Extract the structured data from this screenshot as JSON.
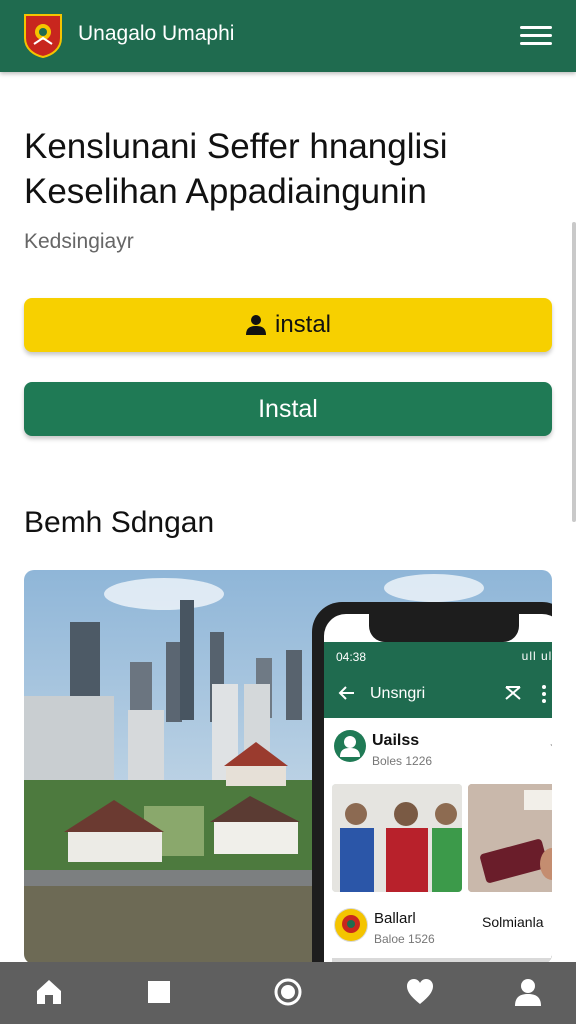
{
  "header": {
    "app_title": "Unagalo Umaphi",
    "logo_icon": "crest-logo-icon",
    "menu_icon": "hamburger-menu-icon"
  },
  "main": {
    "headline_line1": "Kenslunani Seffer hnanglisi",
    "headline_line2": "Keselihan Appadiaingunin",
    "subtitle": "Kedsingiayr",
    "buttons": {
      "primary_label": "instal",
      "primary_icon": "user-icon",
      "secondary_label": "Instal"
    },
    "section_title": "Bemh Sdngan"
  },
  "phone_mockup": {
    "status_time": "04:38",
    "status_signal": "ull ull",
    "appbar_title": "Unsngri",
    "post1": {
      "name": "Uailss",
      "date": "Boles 1226"
    },
    "post2": {
      "name": "Ballarl",
      "date": "Baloe 1526",
      "other_name": "Solmianla"
    }
  },
  "bottom_nav": {
    "items": [
      {
        "icon": "home-icon"
      },
      {
        "icon": "square-icon"
      },
      {
        "icon": "record-icon"
      },
      {
        "icon": "heart-icon"
      },
      {
        "icon": "person-icon"
      }
    ]
  },
  "colors": {
    "header_green": "#1f6b4f",
    "button_yellow": "#f7d000",
    "button_green": "#1f7a55",
    "nav_gray": "#5f5f5f"
  }
}
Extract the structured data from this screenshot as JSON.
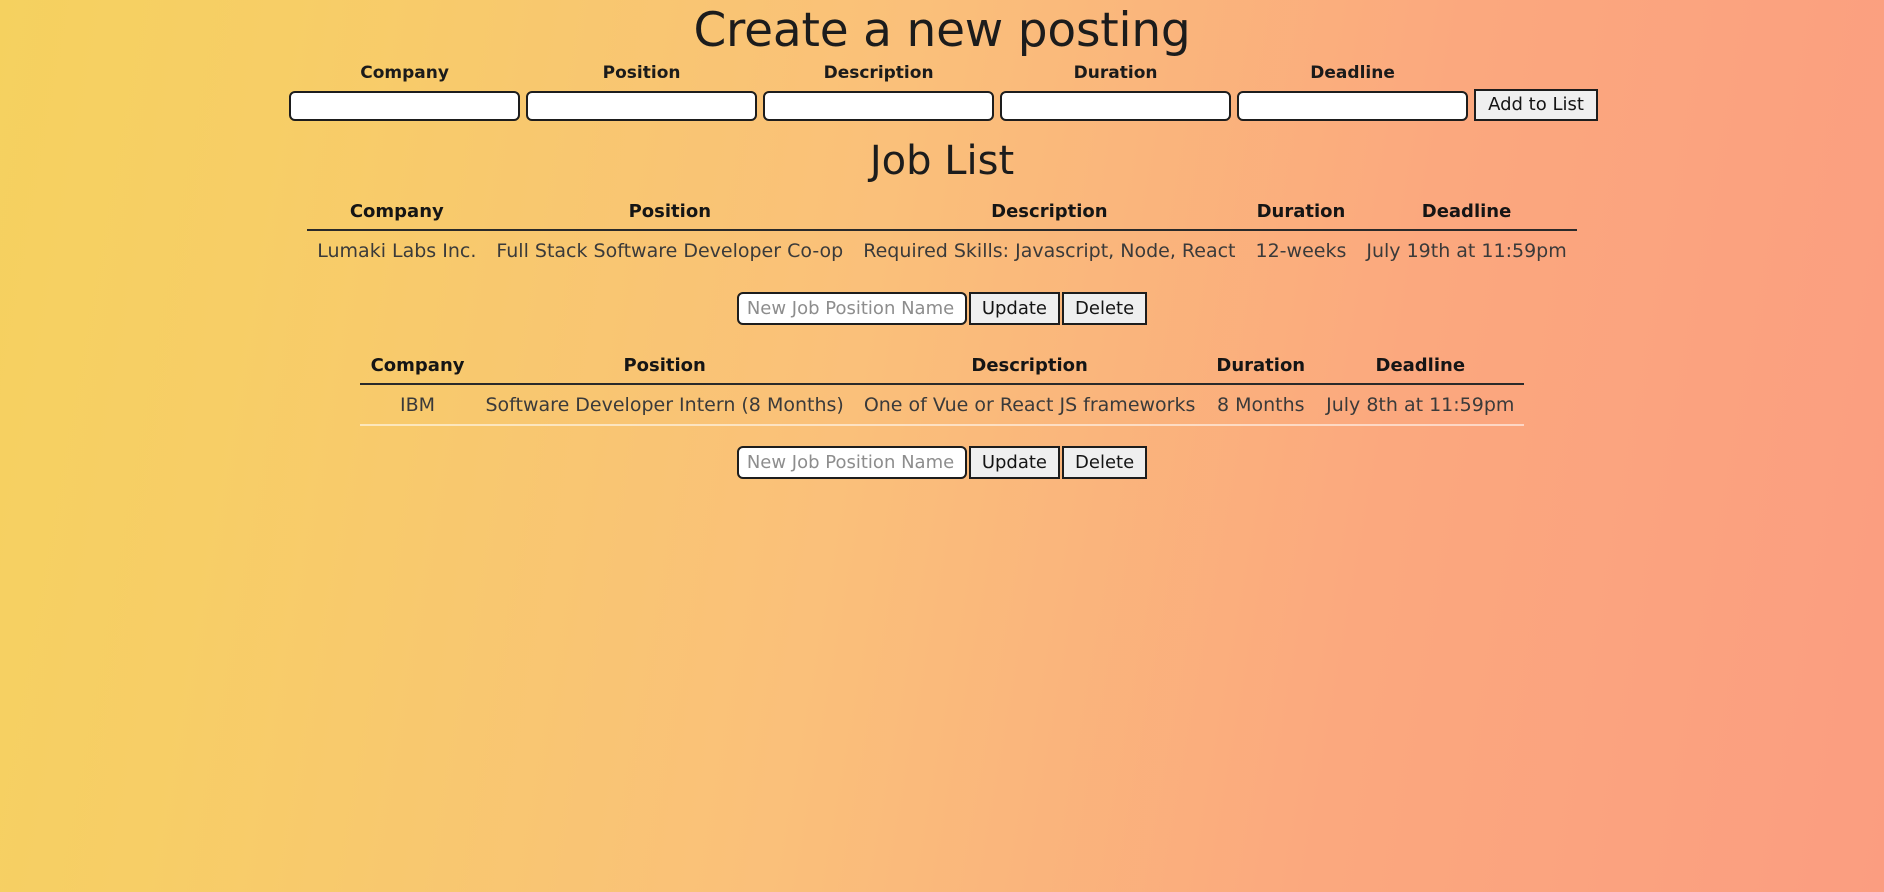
{
  "page": {
    "title": "Create a new posting",
    "list_heading": "Job List"
  },
  "create_form": {
    "fields": [
      {
        "label": "Company",
        "value": "",
        "placeholder": ""
      },
      {
        "label": "Position",
        "value": "",
        "placeholder": ""
      },
      {
        "label": "Description",
        "value": "",
        "placeholder": ""
      },
      {
        "label": "Duration",
        "value": "",
        "placeholder": ""
      },
      {
        "label": "Deadline",
        "value": "",
        "placeholder": ""
      }
    ],
    "submit_label": "Add to List"
  },
  "table_headers": {
    "company": "Company",
    "position": "Position",
    "description": "Description",
    "duration": "Duration",
    "deadline": "Deadline"
  },
  "jobs": [
    {
      "company": "Lumaki Labs Inc.",
      "position": "Full Stack Software Developer Co-op",
      "description": "Required Skills: Javascript, Node, React",
      "duration": "12-weeks",
      "deadline": "July 19th at 11:59pm",
      "rename_value": "",
      "rename_placeholder": "New Job Position Name",
      "update_label": "Update",
      "delete_label": "Delete"
    },
    {
      "company": "IBM",
      "position": "Software Developer Intern (8 Months)",
      "description": "One of Vue or React JS frameworks",
      "duration": "8 Months",
      "deadline": "July 8th at 11:59pm",
      "rename_value": "",
      "rename_placeholder": "New Job Position Name",
      "update_label": "Update",
      "delete_label": "Delete"
    }
  ],
  "colors": {
    "gradient_start": "#f5d15f",
    "gradient_end": "#fb9d80",
    "text": "#1b1b1b",
    "border": "#1d1d1d",
    "button_face": "#efefef"
  }
}
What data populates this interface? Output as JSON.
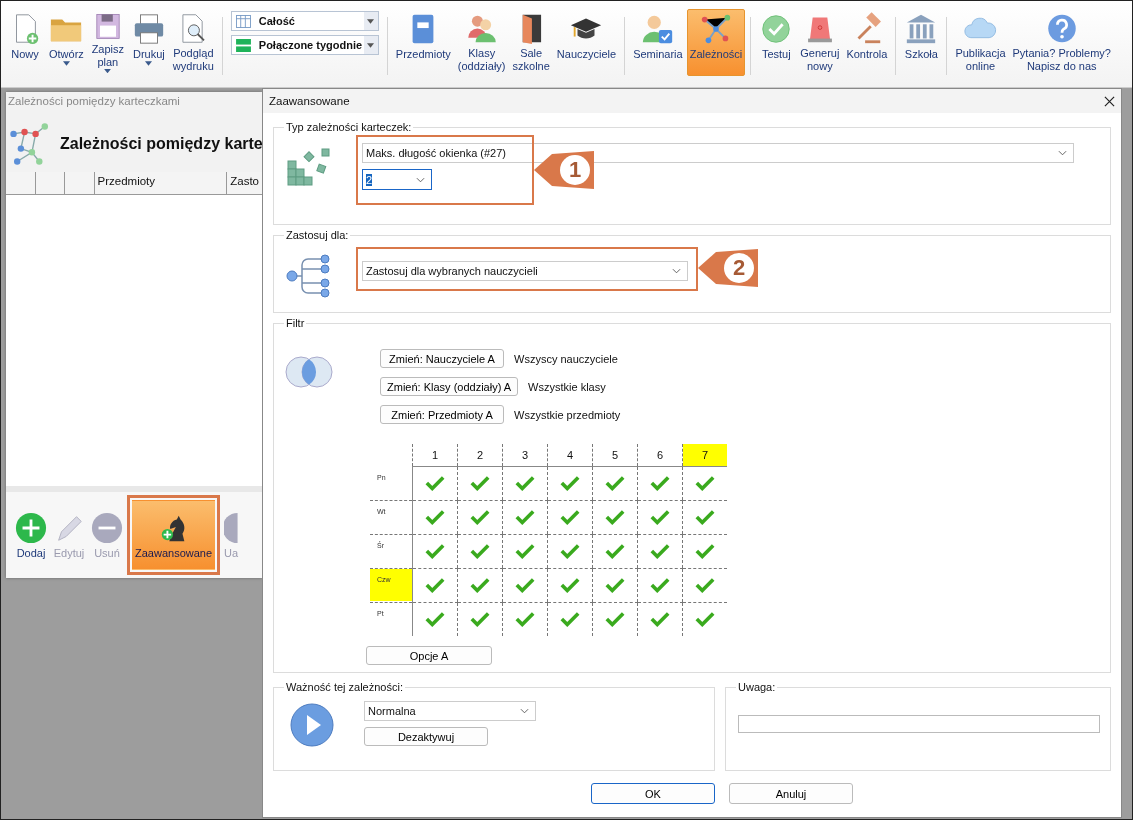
{
  "toolbar": {
    "groups": [
      [
        {
          "kind": "button",
          "label": "Nowy",
          "menu": false,
          "selected": false
        },
        {
          "kind": "button",
          "label": "Otwórz",
          "menu": true,
          "selected": false
        },
        {
          "kind": "button",
          "label": "Zapisz\nplan",
          "menu": true,
          "selected": false
        },
        {
          "kind": "button",
          "label": "Drukuj",
          "menu": true,
          "selected": false
        },
        {
          "kind": "button",
          "label": "Podgląd\nwydruku",
          "menu": false,
          "selected": false
        }
      ],
      [
        {
          "kind": "select",
          "value": "Całość"
        },
        {
          "kind": "select",
          "value": "Połączone tygodnie"
        }
      ],
      [
        {
          "kind": "button",
          "label": "Przedmioty",
          "menu": false,
          "selected": false
        },
        {
          "kind": "button",
          "label": "Klasy\n(oddziały)",
          "menu": false,
          "selected": false
        },
        {
          "kind": "button",
          "label": "Sale\nszkolne",
          "menu": false,
          "selected": false
        },
        {
          "kind": "button",
          "label": "Nauczyciele",
          "menu": false,
          "selected": false
        }
      ],
      [
        {
          "kind": "button",
          "label": "Seminaria",
          "menu": false,
          "selected": false
        },
        {
          "kind": "button",
          "label": "Zależności",
          "menu": false,
          "selected": true
        }
      ],
      [
        {
          "kind": "button",
          "label": "Testuj",
          "menu": false,
          "selected": false
        },
        {
          "kind": "button",
          "label": "Generuj\nnowy",
          "menu": false,
          "selected": false
        },
        {
          "kind": "button",
          "label": "Kontrola",
          "menu": false,
          "selected": false
        }
      ],
      [
        {
          "kind": "button",
          "label": "Szkoła",
          "menu": false,
          "selected": false
        }
      ],
      [
        {
          "kind": "button",
          "label": "Publikacja\nonline",
          "menu": false,
          "selected": false
        },
        {
          "kind": "button",
          "label": "Pytania? Problemy?\nNapisz do nas",
          "menu": false,
          "selected": false
        }
      ]
    ]
  },
  "panel": {
    "window_title": "Zależności pomiędzy karteczkami",
    "heading": "Zależności pomiędzy karte",
    "columns": [
      "Przedmioty",
      "Zasto"
    ],
    "buttons": [
      {
        "label": "Dodaj",
        "disabled": false,
        "selected": false
      },
      {
        "label": "Edytuj",
        "disabled": true,
        "selected": false
      },
      {
        "label": "Usuń",
        "disabled": true,
        "selected": false
      },
      {
        "label": "Zaawansowane",
        "disabled": false,
        "selected": true
      },
      {
        "label": "Ua",
        "disabled": true,
        "selected": false
      }
    ]
  },
  "dialog": {
    "title": "Zaawansowane",
    "type_group": {
      "legend": "Typ zależności karteczek:",
      "type": "Maks. długość okienka (#27)",
      "value": "2",
      "value_text_selected": true,
      "callout": "1"
    },
    "apply_group": {
      "legend": "Zastosuj dla:",
      "value": "Zastosuj dla wybranych nauczycieli",
      "callout": "2"
    },
    "filter": {
      "legend": "Filtr",
      "rows": [
        {
          "button": "Zmień: Nauczyciele A",
          "text": "Wszyscy nauczyciele"
        },
        {
          "button": "Zmień: Klasy (oddziały) A",
          "text": "Wszystkie klasy"
        },
        {
          "button": "Zmień: Przedmioty A",
          "text": "Wszystkie przedmioty"
        }
      ],
      "grid": {
        "columns": [
          {
            "label": "1",
            "highlighted": false
          },
          {
            "label": "2",
            "highlighted": false
          },
          {
            "label": "3",
            "highlighted": false
          },
          {
            "label": "4",
            "highlighted": false
          },
          {
            "label": "5",
            "highlighted": false
          },
          {
            "label": "6",
            "highlighted": false
          },
          {
            "label": "7",
            "highlighted": true
          }
        ],
        "rows": [
          {
            "label": "Pn",
            "highlighted": false,
            "cells": [
              {
                "checked": true
              },
              {
                "checked": true
              },
              {
                "checked": true
              },
              {
                "checked": true
              },
              {
                "checked": true
              },
              {
                "checked": true
              },
              {
                "checked": true
              }
            ]
          },
          {
            "label": "Wt",
            "highlighted": false,
            "cells": [
              {
                "checked": true
              },
              {
                "checked": true
              },
              {
                "checked": true
              },
              {
                "checked": true
              },
              {
                "checked": true
              },
              {
                "checked": true
              },
              {
                "checked": true
              }
            ]
          },
          {
            "label": "Śr",
            "highlighted": false,
            "cells": [
              {
                "checked": true
              },
              {
                "checked": true
              },
              {
                "checked": true
              },
              {
                "checked": true
              },
              {
                "checked": true
              },
              {
                "checked": true
              },
              {
                "checked": true
              }
            ]
          },
          {
            "label": "Czw",
            "highlighted": true,
            "cells": [
              {
                "checked": true
              },
              {
                "checked": true
              },
              {
                "checked": true
              },
              {
                "checked": true
              },
              {
                "checked": true
              },
              {
                "checked": true
              },
              {
                "checked": true
              }
            ]
          },
          {
            "label": "Pt",
            "highlighted": false,
            "cells": [
              {
                "checked": true
              },
              {
                "checked": true
              },
              {
                "checked": true
              },
              {
                "checked": true
              },
              {
                "checked": true
              },
              {
                "checked": true
              },
              {
                "checked": true
              }
            ]
          }
        ]
      },
      "options_button": "Opcje A"
    },
    "importance": {
      "legend": "Ważność tej zależności:",
      "value": "Normalna",
      "button": "Dezaktywuj"
    },
    "note": {
      "legend": "Uwaga:"
    },
    "buttons": [
      {
        "label": "OK",
        "default": true
      },
      {
        "label": "Anuluj",
        "default": false
      }
    ]
  }
}
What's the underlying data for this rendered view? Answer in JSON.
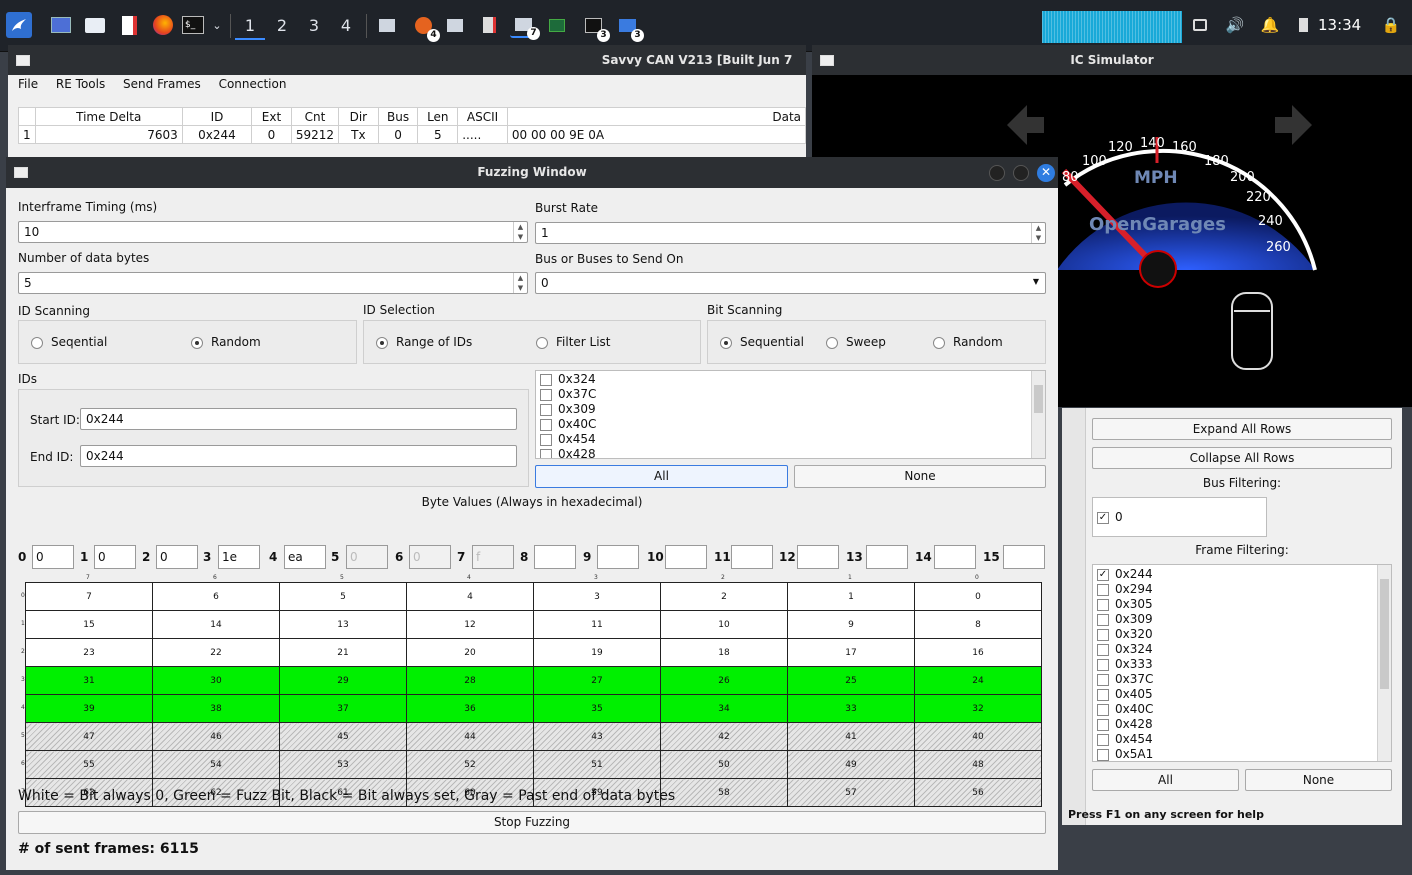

§ Short problem
From the data above, pick out each line containing "this" and copy it.

§ The answer
Extract the structured data from this screenshot as JSON.
Extract the structured data from this screenshot as JSON.
What data populates this interface? Output as JSON.
What's the underlying data for this rendered view? Answer in JSON.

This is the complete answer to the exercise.